%%

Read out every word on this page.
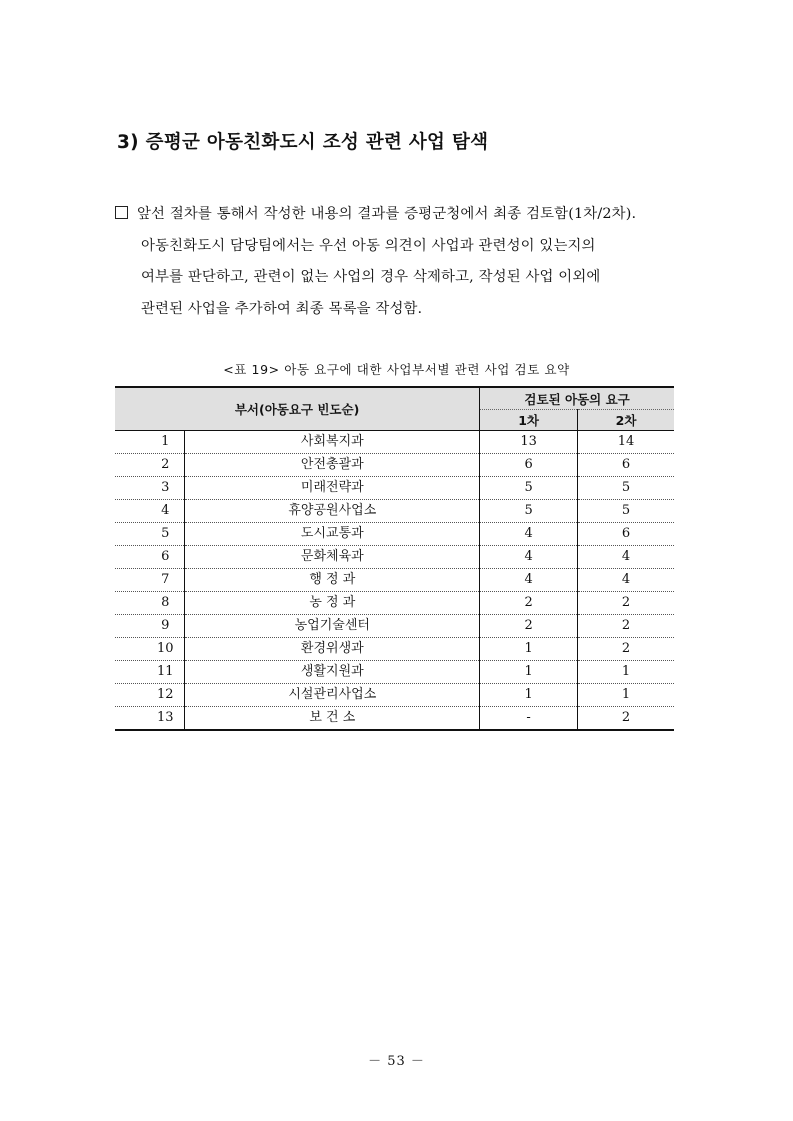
3) 증평군 아동친화도시 조성 관련 사업 탐색
앞선 절차를 통해서 작성한 내용의 결과를 증평군청에서 최종 검토함(1차/2차).
아동친화도시 담당팀에서는 우선 아동 의견이 사업과 관련성이 있는지의
여부를 판단하고, 관련이 없는 사업의 경우 삭제하고, 작성된 사업 이외에
관련된 사업을 추가하여 최종 목록을 작성함.
<표 19> 아동 요구에 대한 사업부서별 관련 사업 검토 요약
부서(아동요구 빈도순)		검토된 아동의 요구	
		1차	2차
1	사회복지과	13	14
2	안전총괄과	6	6
3	미래전략과	5	5
4	휴양공원사업소	5	5
5	도시교통과	4	6
6	문화체육과	4	4
7	행 정 과	4	4
8	농 정 과	2	2
9	농업기술센터	2	2
10	환경위생과	1	2
11	생활지원과	1	1
12	시설관리사업소	1	1
13	보 건 소	-	2
－ 53 －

%%

» Task directions
Retype the data above exactly; pictures are not part of the copy.

» Answer to this task
Read out every word on this page.
3) 증평군 아동친화도시 조성 관련 사업 탐색
앞선 절차를 통해서 작성한 내용의 결과를 증평군청에서 최종 검토함(1차/2차).
아동친화도시 담당팀에서는 우선 아동 의견이 사업과 관련성이 있는지의
여부를 판단하고, 관련이 없는 사업의 경우 삭제하고, 작성된 사업 이외에
관련된 사업을 추가하여 최종 목록을 작성함.
<표 19> 아동 요구에 대한 사업부서별 관련 사업 검토 요약
부서(아동요구 빈도순)		검토된 아동의 요구	
		1차	2차
1	사회복지과	13	14
2	안전총괄과	6	6
3	미래전략과	5	5
4	휴양공원사업소	5	5
5	도시교통과	4	6
6	문화체육과	4	4
7	행 정 과	4	4
8	농 정 과	2	2
9	농업기술센터	2	2
10	환경위생과	1	2
11	생활지원과	1	1
12	시설관리사업소	1	1
13	보 건 소	-	2
－ 53 －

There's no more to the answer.